Do this:
In this exercise, reproduce all the entries that follow exactly.

Record extracts:
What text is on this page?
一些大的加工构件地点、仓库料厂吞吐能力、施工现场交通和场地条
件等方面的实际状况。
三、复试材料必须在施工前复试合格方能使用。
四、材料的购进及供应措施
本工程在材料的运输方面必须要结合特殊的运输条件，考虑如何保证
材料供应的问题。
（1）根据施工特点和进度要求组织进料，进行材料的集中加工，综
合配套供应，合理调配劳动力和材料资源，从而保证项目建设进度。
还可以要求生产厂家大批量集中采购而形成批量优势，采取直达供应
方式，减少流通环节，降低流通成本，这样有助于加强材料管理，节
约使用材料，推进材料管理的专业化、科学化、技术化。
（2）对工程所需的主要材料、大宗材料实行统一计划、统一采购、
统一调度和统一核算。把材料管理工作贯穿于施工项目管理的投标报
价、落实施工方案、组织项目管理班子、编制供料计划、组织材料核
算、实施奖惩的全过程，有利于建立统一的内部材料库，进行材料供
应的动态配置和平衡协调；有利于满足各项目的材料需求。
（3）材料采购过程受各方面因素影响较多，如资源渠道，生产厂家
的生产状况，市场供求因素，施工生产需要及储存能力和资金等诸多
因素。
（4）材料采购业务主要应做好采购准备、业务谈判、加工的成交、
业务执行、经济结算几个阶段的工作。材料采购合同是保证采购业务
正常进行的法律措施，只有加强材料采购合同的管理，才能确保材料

Response to this task:
What text is on this page?
一些大的加工构件地点、仓库料厂吞吐能力、施工现场交通和场地条
件等方面的实际状况。
三、复试材料必须在施工前复试合格方能使用。
四、材料的购进及供应措施
本工程在材料的运输方面必须要结合特殊的运输条件，考虑如何保证
材料供应的问题。
（1）根据施工特点和进度要求组织进料，进行材料的集中加工，综
合配套供应，合理调配劳动力和材料资源，从而保证项目建设进度。
还可以要求生产厂家大批量集中采购而形成批量优势，采取直达供应
方式，减少流通环节，降低流通成本，这样有助于加强材料管理，节
约使用材料，推进材料管理的专业化、科学化、技术化。
（2）对工程所需的主要材料、大宗材料实行统一计划、统一采购、
统一调度和统一核算。把材料管理工作贯穿于施工项目管理的投标报
价、落实施工方案、组织项目管理班子、编制供料计划、组织材料核
算、实施奖惩的全过程，有利于建立统一的内部材料库，进行材料供
应的动态配置和平衡协调；有利于满足各项目的材料需求。
（3）材料采购过程受各方面因素影响较多，如资源渠道，生产厂家
的生产状况，市场供求因素，施工生产需要及储存能力和资金等诸多
因素。
（4）材料采购业务主要应做好采购准备、业务谈判、加工的成交、
业务执行、经济结算几个阶段的工作。材料采购合同是保证采购业务
正常进行的法律措施，只有加强材料采购合同的管理，才能确保材料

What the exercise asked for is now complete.